++++ Stored rows ++++

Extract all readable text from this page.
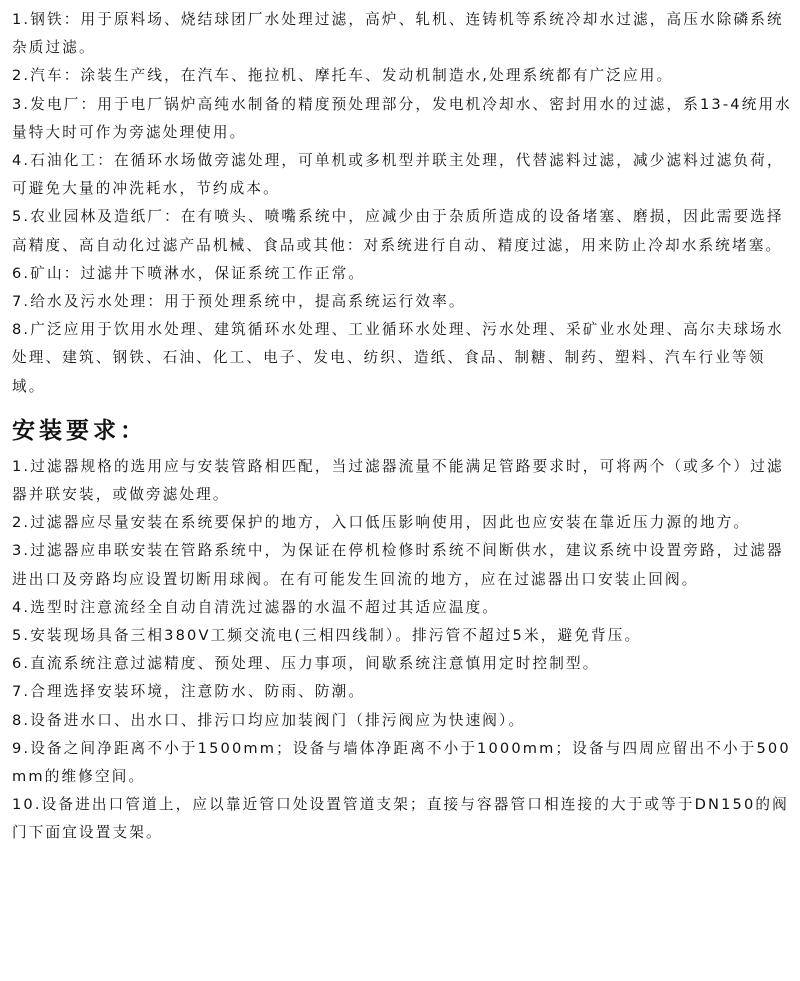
1.钢铁：用于原料场、烧结球团厂水处理过滤，高炉、轧机、连铸机等系统冷却水过滤，高压水除磷系统杂质过滤。

2.汽车：涂装生产线，在汽车、拖拉机、摩托车、发动机制造水,处理系统都有广泛应用。

3.发电厂：用于电厂锅炉高纯水制备的精度预处理部分，发电机冷却水、密封用水的过滤，系13-4统用水量特大时可作为旁滤处理使用。

4.石油化工：在循环水场做旁滤处理，可单机或多机型并联主处理，代替滤料过滤，减少滤料过滤负荷，可避免大量的冲洗耗水，节约成本。

5.农业园林及造纸厂：在有喷头、喷嘴系统中，应减少由于杂质所造成的设备堵塞、磨损，因此需要选择高精度、高自动化过滤产品机械、食品或其他：对系统进行自动、精度过滤，用来防止冷却水系统堵塞。

6.矿山：过滤井下喷淋水，保证系统工作正常。

7.给水及污水处理：用于预处理系统中，提高系统运行效率。

8.广泛应用于饮用水处理、建筑循环水处理、工业循环水处理、污水处理、采矿业水处理、高尔夫球场水处理、建筑、钢铁、石油、化工、电子、发电、纺织、造纸、食品、制糖、制药、塑料、汽车行业等领域。

安装要求：

1.过滤器规格的选用应与安装管路相匹配，当过滤器流量不能满足管路要求时，可将两个（或多个）过滤器并联安装，或做旁滤处理。

2.过滤器应尽量安装在系统要保护的地方，入口低压影响使用，因此也应安装在靠近压力源的地方。

3.过滤器应串联安装在管路系统中，为保证在停机检修时系统不间断供水，建议系统中设置旁路，过滤器进出口及旁路均应设置切断用球阀。在有可能发生回流的地方，应在过滤器出口安装止回阀。

4.选型时注意流经全自动自清洗过滤器的水温不超过其适应温度。

5.安装现场具备三相380V工频交流电(三相四线制）。排污管不超过5米，避免背压。

6.直流系统注意过滤精度、预处理、压力事项，间歇系统注意慎用定时控制型。

7.合理选择安装环境，注意防水、防雨、防潮。

8.设备进水口、出水口、排污口均应加装阀门（排污阀应为快速阀）。

9.设备之间净距离不小于1500mm；设备与墙体净距离不小于1000mm；设备与四周应留出不小于500mm的维修空间。

10.设备进出口管道上，应以靠近管口处设置管道支架；直接与容器管口相连接的大于或等于DN150的阀门下面宜设置支架。
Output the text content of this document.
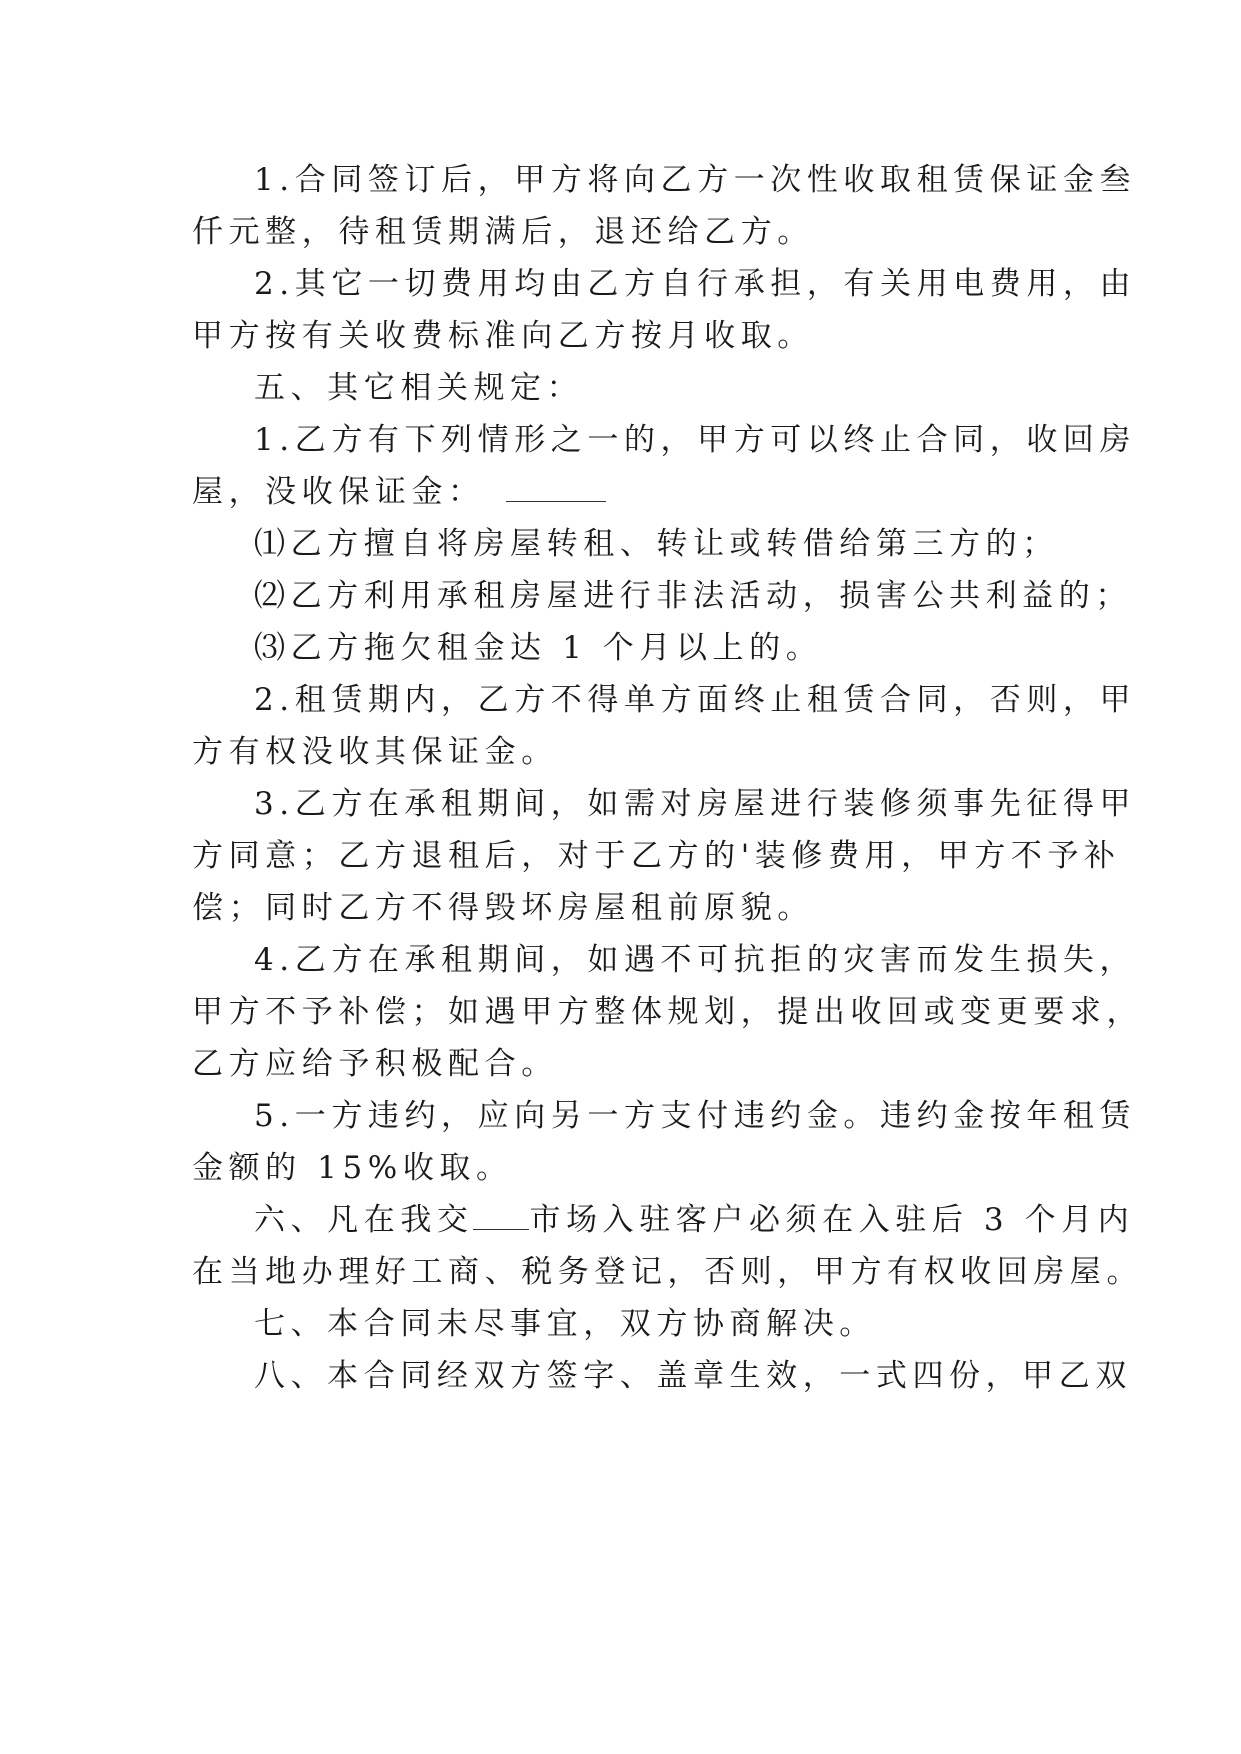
1.合同签订后，甲方将向乙方一次性收取租赁保证金叁
仟元整，待租赁期满后，退还给乙方。
2.其它一切费用均由乙方自行承担，有关用电费用，由
甲方按有关收费标准向乙方按月收取。
五、其它相关规定：
1.乙方有下列情形之一的，甲方可以终止合同，收回房
屋，没收保证金：
⑴乙方擅自将房屋转租、转让或转借给第三方的；
⑵乙方利用承租房屋进行非法活动，损害公共利益的；
⑶乙方拖欠租金达 1 个月以上的。
2.租赁期内，乙方不得单方面终止租赁合同，否则，甲
方有权没收其保证金。
3.乙方在承租期间，如需对房屋进行装修须事先征得甲
方同意；乙方退租后，对于乙方的'装修费用，甲方不予补
偿；同时乙方不得毁坏房屋租前原貌。
4.乙方在承租期间，如遇不可抗拒的灾害而发生损失，
甲方不予补偿；如遇甲方整体规划，提出收回或变更要求，
乙方应给予积极配合。
5.一方违约，应向另一方支付违约金。违约金按年租赁
金额的 15%收取。
六、凡在我交 市场入驻客户必须在入驻后 3 个月内
在当地办理好工商、税务登记，否则，甲方有权收回房屋。
七、本合同未尽事宜，双方协商解决。
八、本合同经双方签字、盖章生效，一式四份，甲乙双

++++

* Task directions:
All records above are to be printed exactly, minus the pictures they contain.

* Problem solution:
Extract all readable text from this page.
1.钢铁：用于原料场、烧结球团厂水处理过滤，高炉、轧机、连铸机等系统冷却水过滤，高压水除磷系统杂质过滤。

2.汽车：涂装生产线，在汽车、拖拉机、摩托车、发动机制造水,处理系统都有广泛应用。

3.发电厂：用于电厂锅炉高纯水制备的精度预处理部分，发电机冷却水、密封用水的过滤，系13-4统用水量特大时可作为旁滤处理使用。

4.石油化工：在循环水场做旁滤处理，可单机或多机型并联主处理，代替滤料过滤，减少滤料过滤负荷，可避免大量的冲洗耗水，节约成本。

5.农业园林及造纸厂：在有喷头、喷嘴系统中，应减少由于杂质所造成的设备堵塞、磨损，因此需要选择高精度、高自动化过滤产品机械、食品或其他：对系统进行自动、精度过滤，用来防止冷却水系统堵塞。

6.矿山：过滤井下喷淋水，保证系统工作正常。

7.给水及污水处理：用于预处理系统中，提高系统运行效率。

8.广泛应用于饮用水处理、建筑循环水处理、工业循环水处理、污水处理、采矿业水处理、高尔夫球场水处理、建筑、钢铁、石油、化工、电子、发电、纺织、造纸、食品、制糖、制药、塑料、汽车行业等领域。

安装要求：

1.过滤器规格的选用应与安装管路相匹配，当过滤器流量不能满足管路要求时，可将两个（或多个）过滤器并联安装，或做旁滤处理。

2.过滤器应尽量安装在系统要保护的地方，入口低压影响使用，因此也应安装在靠近压力源的地方。

3.过滤器应串联安装在管路系统中，为保证在停机检修时系统不间断供水，建议系统中设置旁路，过滤器进出口及旁路均应设置切断用球阀。在有可能发生回流的地方，应在过滤器出口安装止回阀。

4.选型时注意流经全自动自清洗过滤器的水温不超过其适应温度。

5.安装现场具备三相380V工频交流电(三相四线制）。排污管不超过5米，避免背压。

6.直流系统注意过滤精度、预处理、压力事项，间歇系统注意慎用定时控制型。

7.合理选择安装环境，注意防水、防雨、防潮。

8.设备进水口、出水口、排污口均应加装阀门（排污阀应为快速阀）。

9.设备之间净距离不小于1500mm；设备与墙体净距离不小于1000mm；设备与四周应留出不小于500mm的维修空间。

10.设备进出口管道上，应以靠近管口处设置管道支架；直接与容器管口相连接的大于或等于DN150的阀门下面宜设置支架。
Output the text content of this document.
1.合同签订后，甲方将向乙方一次性收取租赁保证金叁
仟元整，待租赁期满后，退还给乙方。
2.其它一切费用均由乙方自行承担，有关用电费用，由
甲方按有关收费标准向乙方按月收取。
五、其它相关规定：
1.乙方有下列情形之一的，甲方可以终止合同，收回房
屋，没收保证金：
⑴乙方擅自将房屋转租、转让或转借给第三方的；
⑵乙方利用承租房屋进行非法活动，损害公共利益的；
⑶乙方拖欠租金达 1 个月以上的。
2.租赁期内，乙方不得单方面终止租赁合同，否则，甲
方有权没收其保证金。
3.乙方在承租期间，如需对房屋进行装修须事先征得甲
方同意；乙方退租后，对于乙方的'装修费用，甲方不予补
偿；同时乙方不得毁坏房屋租前原貌。
4.乙方在承租期间，如遇不可抗拒的灾害而发生损失，
甲方不予补偿；如遇甲方整体规划，提出收回或变更要求，
乙方应给予积极配合。
5.一方违约，应向另一方支付违约金。违约金按年租赁
金额的 15%收取。
六、凡在我交 市场入驻客户必须在入驻后 3 个月内
在当地办理好工商、税务登记，否则，甲方有权收回房屋。
七、本合同未尽事宜，双方协商解决。
八、本合同经双方签字、盖章生效，一式四份，甲乙双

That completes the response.